> Problem details:
Output the material below in its entirety, exactly as given.

> Stored data:
------------------------------

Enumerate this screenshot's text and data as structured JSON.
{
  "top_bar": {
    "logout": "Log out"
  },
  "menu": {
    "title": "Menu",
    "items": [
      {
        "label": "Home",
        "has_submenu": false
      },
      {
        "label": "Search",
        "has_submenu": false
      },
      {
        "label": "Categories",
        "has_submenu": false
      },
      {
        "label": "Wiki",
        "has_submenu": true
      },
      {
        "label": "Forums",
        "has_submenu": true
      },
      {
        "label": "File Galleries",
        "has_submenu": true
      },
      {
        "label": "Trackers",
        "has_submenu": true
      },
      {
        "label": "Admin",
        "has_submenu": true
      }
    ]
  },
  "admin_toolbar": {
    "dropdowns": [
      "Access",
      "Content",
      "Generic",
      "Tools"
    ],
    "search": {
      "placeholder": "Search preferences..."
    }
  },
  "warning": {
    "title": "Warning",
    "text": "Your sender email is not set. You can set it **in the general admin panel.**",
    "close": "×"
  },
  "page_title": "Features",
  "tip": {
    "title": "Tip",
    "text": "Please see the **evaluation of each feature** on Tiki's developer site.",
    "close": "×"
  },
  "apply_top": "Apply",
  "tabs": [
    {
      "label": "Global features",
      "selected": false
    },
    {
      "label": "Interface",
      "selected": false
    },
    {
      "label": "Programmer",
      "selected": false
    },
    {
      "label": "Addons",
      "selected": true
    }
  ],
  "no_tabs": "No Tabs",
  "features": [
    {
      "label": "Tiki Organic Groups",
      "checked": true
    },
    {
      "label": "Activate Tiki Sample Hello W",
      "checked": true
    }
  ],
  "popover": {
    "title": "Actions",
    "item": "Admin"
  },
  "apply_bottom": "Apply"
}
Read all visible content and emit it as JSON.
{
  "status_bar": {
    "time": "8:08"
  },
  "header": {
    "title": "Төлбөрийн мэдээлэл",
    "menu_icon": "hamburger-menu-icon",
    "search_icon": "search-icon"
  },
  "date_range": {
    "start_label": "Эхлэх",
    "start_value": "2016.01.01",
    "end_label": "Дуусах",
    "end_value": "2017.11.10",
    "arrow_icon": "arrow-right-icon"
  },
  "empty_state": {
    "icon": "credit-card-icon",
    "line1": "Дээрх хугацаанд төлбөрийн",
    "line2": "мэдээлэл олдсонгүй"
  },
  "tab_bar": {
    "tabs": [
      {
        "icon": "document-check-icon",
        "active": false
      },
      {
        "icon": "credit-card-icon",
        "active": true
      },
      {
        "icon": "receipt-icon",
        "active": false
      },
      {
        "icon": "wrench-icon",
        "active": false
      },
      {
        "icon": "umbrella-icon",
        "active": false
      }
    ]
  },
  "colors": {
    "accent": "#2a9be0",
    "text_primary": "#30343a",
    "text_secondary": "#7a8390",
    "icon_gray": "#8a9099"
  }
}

------------------------------

> The response:
Enumerate this screenshot's text and data as structured JSON.
{
  "top_bar": {
    "logout": "Log out"
  },
  "menu": {
    "title": "Menu",
    "items": [
      {
        "label": "Home",
        "has_submenu": false
      },
      {
        "label": "Search",
        "has_submenu": false
      },
      {
        "label": "Categories",
        "has_submenu": false
      },
      {
        "label": "Wiki",
        "has_submenu": true
      },
      {
        "label": "Forums",
        "has_submenu": true
      },
      {
        "label": "File Galleries",
        "has_submenu": true
      },
      {
        "label": "Trackers",
        "has_submenu": true
      },
      {
        "label": "Admin",
        "has_submenu": true
      }
    ]
  },
  "admin_toolbar": {
    "dropdowns": [
      "Access",
      "Content",
      "Generic",
      "Tools"
    ],
    "search": {
      "placeholder": "Search preferences..."
    }
  },
  "warning": {
    "title": "Warning",
    "text": "Your sender email is not set. You can set it **in the general admin panel.**",
    "close": "×"
  },
  "page_title": "Features",
  "tip": {
    "title": "Tip",
    "text": "Please see the **evaluation of each feature** on Tiki's developer site.",
    "close": "×"
  },
  "apply_top": "Apply",
  "tabs": [
    {
      "label": "Global features",
      "selected": false
    },
    {
      "label": "Interface",
      "selected": false
    },
    {
      "label": "Programmer",
      "selected": false
    },
    {
      "label": "Addons",
      "selected": true
    }
  ],
  "no_tabs": "No Tabs",
  "features": [
    {
      "label": "Tiki Organic Groups",
      "checked": true
    },
    {
      "label": "Activate Tiki Sample Hello W",
      "checked": true
    }
  ],
  "popover": {
    "title": "Actions",
    "item": "Admin"
  },
  "apply_bottom": "Apply"
}
Read all visible content and emit it as JSON.
{
  "status_bar": {
    "time": "8:08"
  },
  "header": {
    "title": "Төлбөрийн мэдээлэл",
    "menu_icon": "hamburger-menu-icon",
    "search_icon": "search-icon"
  },
  "date_range": {
    "start_label": "Эхлэх",
    "start_value": "2016.01.01",
    "end_label": "Дуусах",
    "end_value": "2017.11.10",
    "arrow_icon": "arrow-right-icon"
  },
  "empty_state": {
    "icon": "credit-card-icon",
    "line1": "Дээрх хугацаанд төлбөрийн",
    "line2": "мэдээлэл олдсонгүй"
  },
  "tab_bar": {
    "tabs": [
      {
        "icon": "document-check-icon",
        "active": false
      },
      {
        "icon": "credit-card-icon",
        "active": true
      },
      {
        "icon": "receipt-icon",
        "active": false
      },
      {
        "icon": "wrench-icon",
        "active": false
      },
      {
        "icon": "umbrella-icon",
        "active": false
      }
    ]
  },
  "colors": {
    "accent": "#2a9be0",
    "text_primary": "#30343a",
    "text_secondary": "#7a8390",
    "icon_gray": "#8a9099"
  }
}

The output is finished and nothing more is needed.